_OBJECTIVE_:
Output each entry below as it stands, leaving out every picture.

_MATERIAL PROVIDED_:
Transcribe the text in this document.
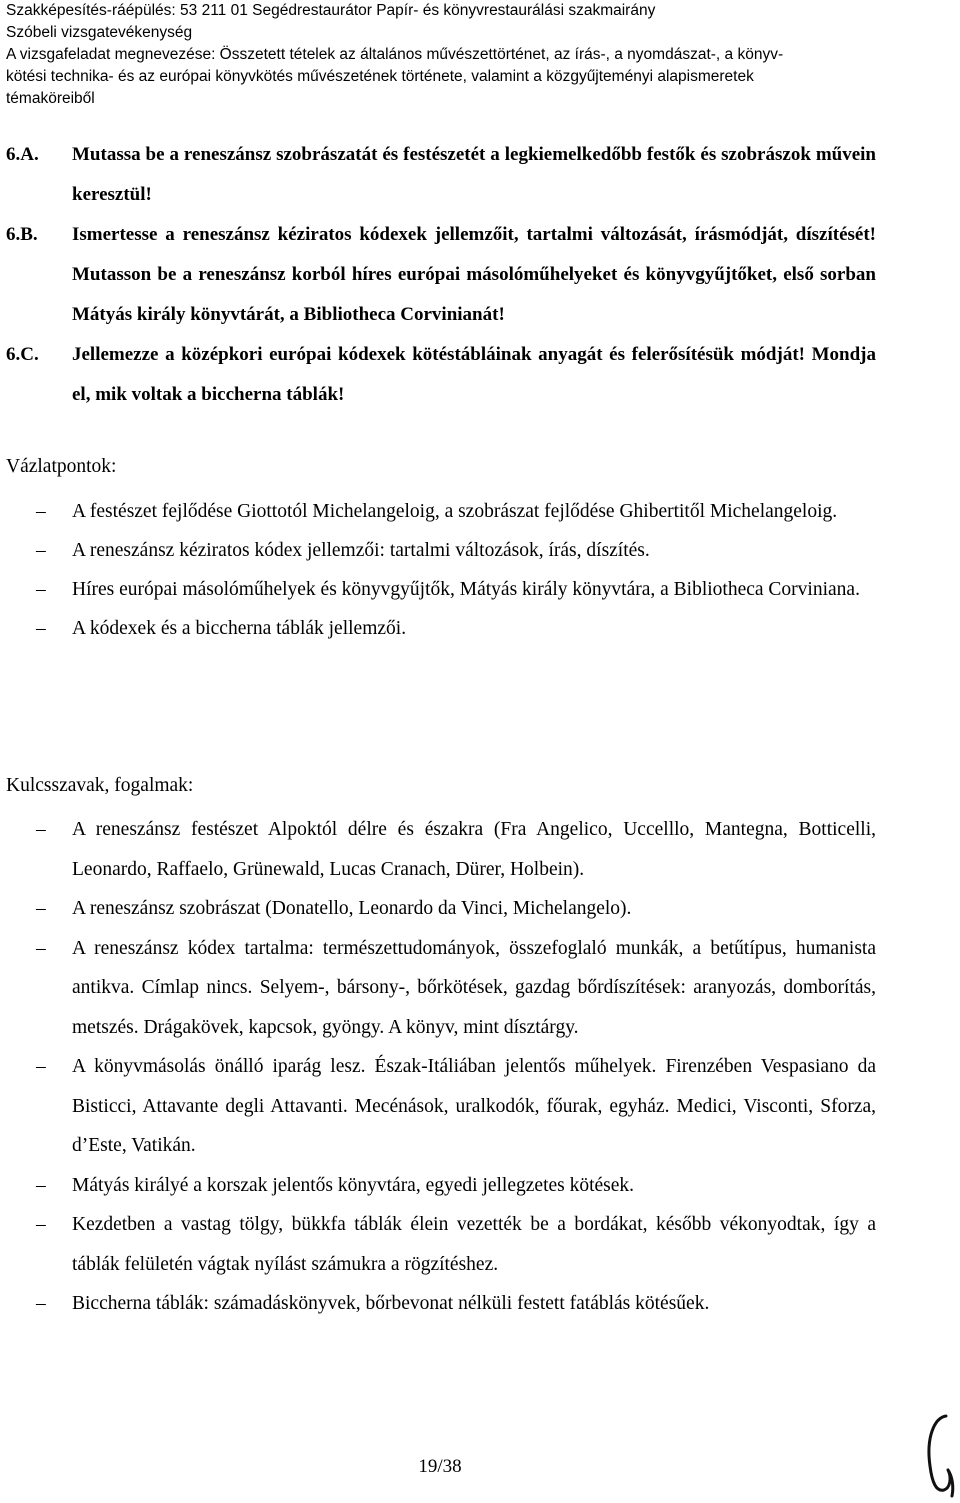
Szakképesítés-ráépülés: 53 211 01 Segédrestaurátor Papír- és könyvrestaurálási szakmairány
Szóbeli vizsgatevékenység
A vizsgafeladat megnevezése: Összetett tételek az általános művészettörténet, az írás-, a nyomdászat-, a könyv-
kötési technika- és az európai könyvkötés művészetének története, valamint a közgyűjteményi alapismeretek
témaköreiből
6.A. Mutassa be a reneszánsz szobrászatát és festészetét a legkiemelkedőbb festők és szobrászok művein keresztül!
6.B. Ismertesse a reneszánsz kéziratos kódexek jellemzőit, tartalmi változását, írásmódját, díszítését! Mutasson be a reneszánsz korból híres európai másolóműhelyeket és könyvgyűjtőket, első sorban Mátyás király könyvtárát, a Bibliotheca Corvinianát!
6.C. Jellemezze a középkori európai kódexek kötéstábláinak anyagát és felerősítésük módját! Mondja el, mik voltak a biccherna táblák!
Vázlatpontok:
– A festészet fejlődése Giottotól Michelangeloig, a szobrászat fejlődése Ghibertitől Michelangeloig.
– A reneszánsz kéziratos kódex jellemzői: tartalmi változások, írás, díszítés.
– Híres európai másolóműhelyek és könyvgyűjtők, Mátyás király könyvtára, a Bibliotheca Corviniana.
– A kódexek és a biccherna táblák jellemzői.
Kulcsszavak, fogalmak:
– A reneszánsz festészet Alpoktól délre és északra (Fra Angelico, Uccelllo, Mantegna, Botticelli, Leonardo, Raffaelo, Grünewald, Lucas Cranach, Dürer, Holbein).
– A reneszánsz szobrászat (Donatello, Leonardo da Vinci, Michelangelo).
– A reneszánsz kódex tartalma: természettudományok, összefoglaló munkák, a betűtípus, humanista antikva. Címlap nincs. Selyem-, bársony-, bőrkötések, gazdag bőrdíszítések: aranyozás, domborítás, metszés. Drágakövek, kapcsok, gyöngy. A könyv, mint dísztárgy.
– A könyvmásolás önálló iparág lesz. Észak-Itáliában jelentős műhelyek. Firenzében Vespasiano da Bisticci, Attavante degli Attavanti. Mecénások, uralkodók, főurak, egyház. Medici, Visconti, Sforza, d’Este, Vatikán.
– Mátyás királyé a korszak jelentős könyvtára, egyedi jellegzetes kötések.
– Kezdetben a vastag tölgy, bükkfa táblák élein vezették be a bordákat, később vékonyodtak, így a táblák felületén vágtak nyílást számukra a rögzítéshez.
– Biccherna táblák: számadáskönyvek, bőrbevonat nélküli festett fatáblás kötésűek.
19/38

_FINAL RESULT_:
Transcribe the text in this document.
Szakképesítés-ráépülés: 53 211 01 Segédrestaurátor Papír- és könyvrestaurálási szakmairány
Szóbeli vizsgatevékenység
A vizsgafeladat megnevezése: Összetett tételek az általános művészettörténet, az írás-, a nyomdászat-, a könyv-
kötési technika- és az európai könyvkötés művészetének története, valamint a közgyűjteményi alapismeretek
témaköreiből
6.A. Mutassa be a reneszánsz szobrászatát és festészetét a legkiemelkedőbb festők és szobrászok művein keresztül!
6.B. Ismertesse a reneszánsz kéziratos kódexek jellemzőit, tartalmi változását, írásmódját, díszítését! Mutasson be a reneszánsz korból híres európai másolóműhelyeket és könyvgyűjtőket, első sorban Mátyás király könyvtárát, a Bibliotheca Corvinianát!
6.C. Jellemezze a középkori európai kódexek kötéstábláinak anyagát és felerősítésük módját! Mondja el, mik voltak a biccherna táblák!
Vázlatpontok:
– A festészet fejlődése Giottotól Michelangeloig, a szobrászat fejlődése Ghibertitől Michelangeloig.
– A reneszánsz kéziratos kódex jellemzői: tartalmi változások, írás, díszítés.
– Híres európai másolóműhelyek és könyvgyűjtők, Mátyás király könyvtára, a Bibliotheca Corviniana.
– A kódexek és a biccherna táblák jellemzői.
Kulcsszavak, fogalmak:
– A reneszánsz festészet Alpoktól délre és északra (Fra Angelico, Uccelllo, Mantegna, Botticelli, Leonardo, Raffaelo, Grünewald, Lucas Cranach, Dürer, Holbein).
– A reneszánsz szobrászat (Donatello, Leonardo da Vinci, Michelangelo).
– A reneszánsz kódex tartalma: természettudományok, összefoglaló munkák, a betűtípus, humanista antikva. Címlap nincs. Selyem-, bársony-, bőrkötések, gazdag bőrdíszítések: aranyozás, domborítás, metszés. Drágakövek, kapcsok, gyöngy. A könyv, mint dísztárgy.
– A könyvmásolás önálló iparág lesz. Észak-Itáliában jelentős műhelyek. Firenzében Vespasiano da Bisticci, Attavante degli Attavanti. Mecénások, uralkodók, főurak, egyház. Medici, Visconti, Sforza, d’Este, Vatikán.
– Mátyás királyé a korszak jelentős könyvtára, egyedi jellegzetes kötések.
– Kezdetben a vastag tölgy, bükkfa táblák élein vezették be a bordákat, később vékonyodtak, így a táblák felületén vágtak nyílást számukra a rögzítéshez.
– Biccherna táblák: számadáskönyvek, bőrbevonat nélküli festett fatáblás kötésűek.
19/38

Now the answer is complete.